- **Exercise task**
Print every entry exactly as written.

- **The input**
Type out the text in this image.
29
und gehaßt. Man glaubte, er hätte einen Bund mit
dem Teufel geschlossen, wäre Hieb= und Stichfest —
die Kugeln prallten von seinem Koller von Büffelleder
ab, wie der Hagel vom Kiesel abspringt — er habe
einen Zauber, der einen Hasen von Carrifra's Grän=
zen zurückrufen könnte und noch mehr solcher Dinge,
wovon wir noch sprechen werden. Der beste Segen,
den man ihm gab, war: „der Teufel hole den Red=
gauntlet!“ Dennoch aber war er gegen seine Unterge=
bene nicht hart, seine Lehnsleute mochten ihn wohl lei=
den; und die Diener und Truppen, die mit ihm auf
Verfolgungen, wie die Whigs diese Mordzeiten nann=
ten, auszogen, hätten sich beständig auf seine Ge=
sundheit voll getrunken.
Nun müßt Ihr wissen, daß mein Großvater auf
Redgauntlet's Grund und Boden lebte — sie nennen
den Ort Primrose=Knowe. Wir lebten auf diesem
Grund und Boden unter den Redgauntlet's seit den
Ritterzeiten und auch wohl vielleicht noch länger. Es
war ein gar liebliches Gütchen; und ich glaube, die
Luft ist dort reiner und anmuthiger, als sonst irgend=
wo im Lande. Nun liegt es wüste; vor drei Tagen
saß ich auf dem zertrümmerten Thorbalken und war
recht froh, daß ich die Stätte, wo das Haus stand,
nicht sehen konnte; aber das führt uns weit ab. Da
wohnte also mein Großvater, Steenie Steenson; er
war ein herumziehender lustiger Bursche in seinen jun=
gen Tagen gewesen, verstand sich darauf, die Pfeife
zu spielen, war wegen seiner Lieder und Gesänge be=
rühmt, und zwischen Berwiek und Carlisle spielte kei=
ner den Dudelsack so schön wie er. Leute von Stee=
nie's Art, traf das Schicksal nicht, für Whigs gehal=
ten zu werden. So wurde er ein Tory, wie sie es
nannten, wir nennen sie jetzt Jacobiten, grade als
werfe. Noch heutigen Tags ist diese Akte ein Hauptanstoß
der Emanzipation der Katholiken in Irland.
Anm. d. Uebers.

- **Solution below**
Type out the text in this image.
29
und gehaßt. Man glaubte, er hätte einen Bund mit
dem Teufel geschlossen, wäre Hieb= und Stichfest —
die Kugeln prallten von seinem Koller von Büffelleder
ab, wie der Hagel vom Kiesel abspringt — er habe
einen Zauber, der einen Hasen von Carrifra's Grän=
zen zurückrufen könnte und noch mehr solcher Dinge,
wovon wir noch sprechen werden. Der beste Segen,
den man ihm gab, war: „der Teufel hole den Red=
gauntlet!“ Dennoch aber war er gegen seine Unterge=
bene nicht hart, seine Lehnsleute mochten ihn wohl lei=
den; und die Diener und Truppen, die mit ihm auf
Verfolgungen, wie die Whigs diese Mordzeiten nann=
ten, auszogen, hätten sich beständig auf seine Ge=
sundheit voll getrunken.
Nun müßt Ihr wissen, daß mein Großvater auf
Redgauntlet's Grund und Boden lebte — sie nennen
den Ort Primrose=Knowe. Wir lebten auf diesem
Grund und Boden unter den Redgauntlet's seit den
Ritterzeiten und auch wohl vielleicht noch länger. Es
war ein gar liebliches Gütchen; und ich glaube, die
Luft ist dort reiner und anmuthiger, als sonst irgend=
wo im Lande. Nun liegt es wüste; vor drei Tagen
saß ich auf dem zertrümmerten Thorbalken und war
recht froh, daß ich die Stätte, wo das Haus stand,
nicht sehen konnte; aber das führt uns weit ab. Da
wohnte also mein Großvater, Steenie Steenson; er
war ein herumziehender lustiger Bursche in seinen jun=
gen Tagen gewesen, verstand sich darauf, die Pfeife
zu spielen, war wegen seiner Lieder und Gesänge be=
rühmt, und zwischen Berwiek und Carlisle spielte kei=
ner den Dudelsack so schön wie er. Leute von Stee=
nie's Art, traf das Schicksal nicht, für Whigs gehal=
ten zu werden. So wurde er ein Tory, wie sie es
nannten, wir nennen sie jetzt Jacobiten, grade als
werfe. Noch heutigen Tags ist diese Akte ein Hauptanstoß
der Emanzipation der Katholiken in Irland.
Anm. d. Uebers.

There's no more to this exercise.